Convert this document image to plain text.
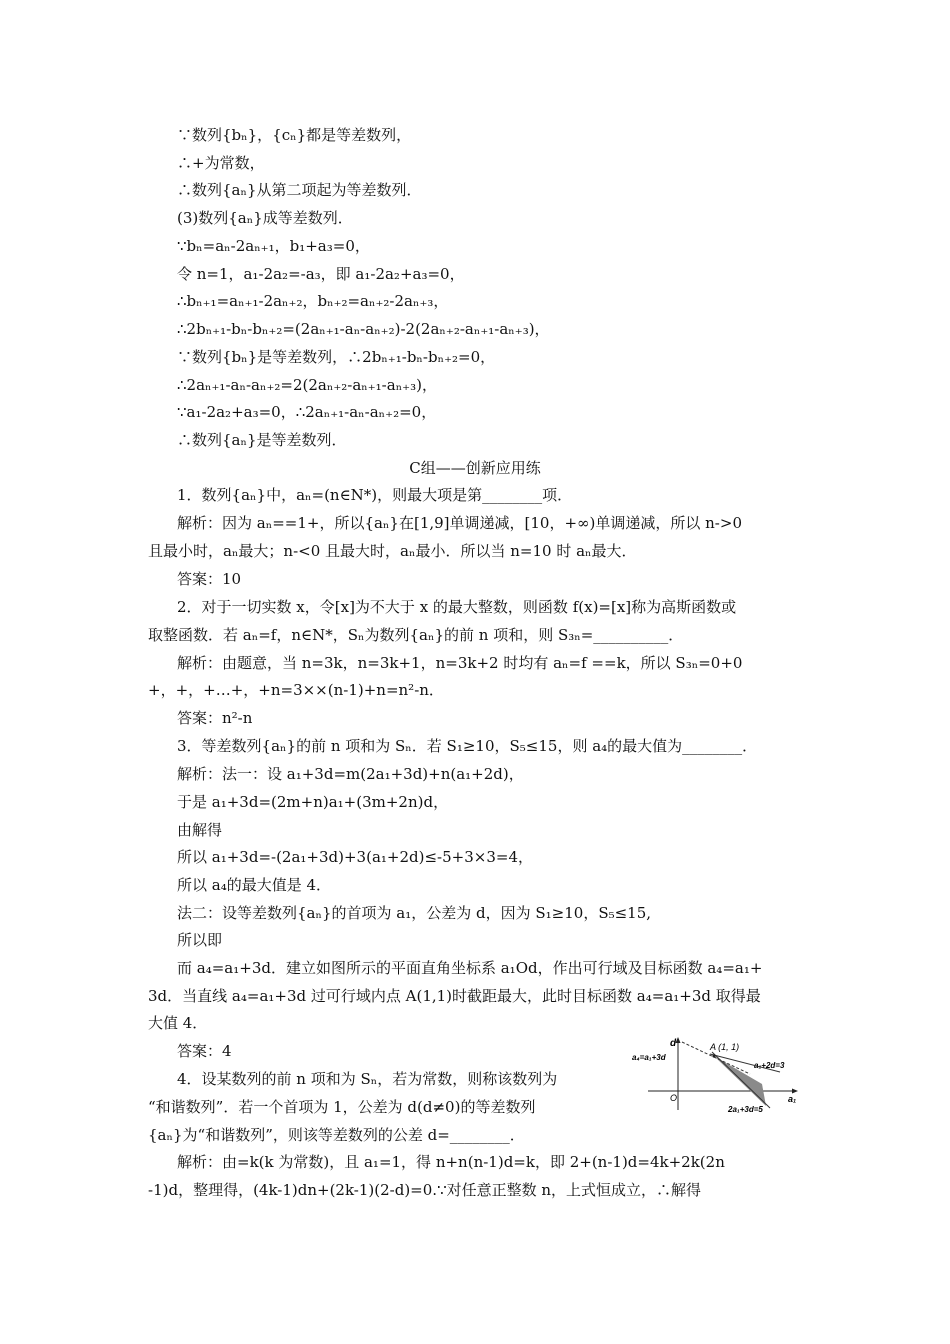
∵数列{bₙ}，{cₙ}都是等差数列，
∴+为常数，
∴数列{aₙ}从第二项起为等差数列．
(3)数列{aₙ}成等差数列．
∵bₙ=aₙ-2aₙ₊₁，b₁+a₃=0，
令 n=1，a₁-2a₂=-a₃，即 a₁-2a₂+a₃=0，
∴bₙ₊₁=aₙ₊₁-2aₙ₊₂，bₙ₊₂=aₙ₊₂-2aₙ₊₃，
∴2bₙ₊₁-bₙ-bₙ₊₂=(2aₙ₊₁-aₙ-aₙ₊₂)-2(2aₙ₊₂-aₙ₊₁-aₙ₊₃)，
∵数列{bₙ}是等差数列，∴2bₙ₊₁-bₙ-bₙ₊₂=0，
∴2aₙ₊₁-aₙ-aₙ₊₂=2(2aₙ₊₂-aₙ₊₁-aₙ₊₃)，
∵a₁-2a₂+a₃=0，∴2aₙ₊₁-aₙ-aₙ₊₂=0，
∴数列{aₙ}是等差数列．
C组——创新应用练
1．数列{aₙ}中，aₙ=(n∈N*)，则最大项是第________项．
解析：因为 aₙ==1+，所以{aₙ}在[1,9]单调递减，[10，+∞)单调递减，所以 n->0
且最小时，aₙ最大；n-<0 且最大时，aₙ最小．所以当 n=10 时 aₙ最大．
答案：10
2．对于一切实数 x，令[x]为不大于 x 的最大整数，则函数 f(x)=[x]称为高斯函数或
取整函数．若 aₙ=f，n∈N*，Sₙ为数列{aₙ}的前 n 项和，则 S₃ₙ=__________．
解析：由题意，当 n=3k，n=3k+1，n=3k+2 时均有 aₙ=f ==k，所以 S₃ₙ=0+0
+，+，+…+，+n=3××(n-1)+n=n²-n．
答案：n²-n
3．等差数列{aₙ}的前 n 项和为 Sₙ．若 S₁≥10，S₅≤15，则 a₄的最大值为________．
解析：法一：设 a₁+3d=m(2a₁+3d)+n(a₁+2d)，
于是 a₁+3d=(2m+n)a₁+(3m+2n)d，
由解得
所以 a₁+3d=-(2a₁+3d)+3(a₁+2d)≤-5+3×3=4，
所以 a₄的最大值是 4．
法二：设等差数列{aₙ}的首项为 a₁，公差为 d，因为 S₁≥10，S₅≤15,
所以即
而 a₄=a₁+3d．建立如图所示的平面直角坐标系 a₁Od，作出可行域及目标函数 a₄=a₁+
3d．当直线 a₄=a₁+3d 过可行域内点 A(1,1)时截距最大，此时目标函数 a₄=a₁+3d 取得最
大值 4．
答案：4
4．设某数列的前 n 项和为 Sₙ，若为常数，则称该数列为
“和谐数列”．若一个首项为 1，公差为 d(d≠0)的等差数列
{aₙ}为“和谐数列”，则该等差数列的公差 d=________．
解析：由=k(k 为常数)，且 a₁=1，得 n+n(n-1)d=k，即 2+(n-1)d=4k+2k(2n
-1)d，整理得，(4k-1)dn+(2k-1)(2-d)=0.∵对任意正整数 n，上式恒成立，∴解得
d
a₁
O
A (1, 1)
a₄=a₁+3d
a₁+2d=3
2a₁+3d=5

▬▬▬

- WHAT IS REQUIRED
From the listing, copy every line where the string "和谐数列" appears.

- SOLUTION
“和谐数列”．若一个首项为 1，公差为 d(d≠0)的等差数列
{aₙ}为“和谐数列”，则该等差数列的公差 d=________．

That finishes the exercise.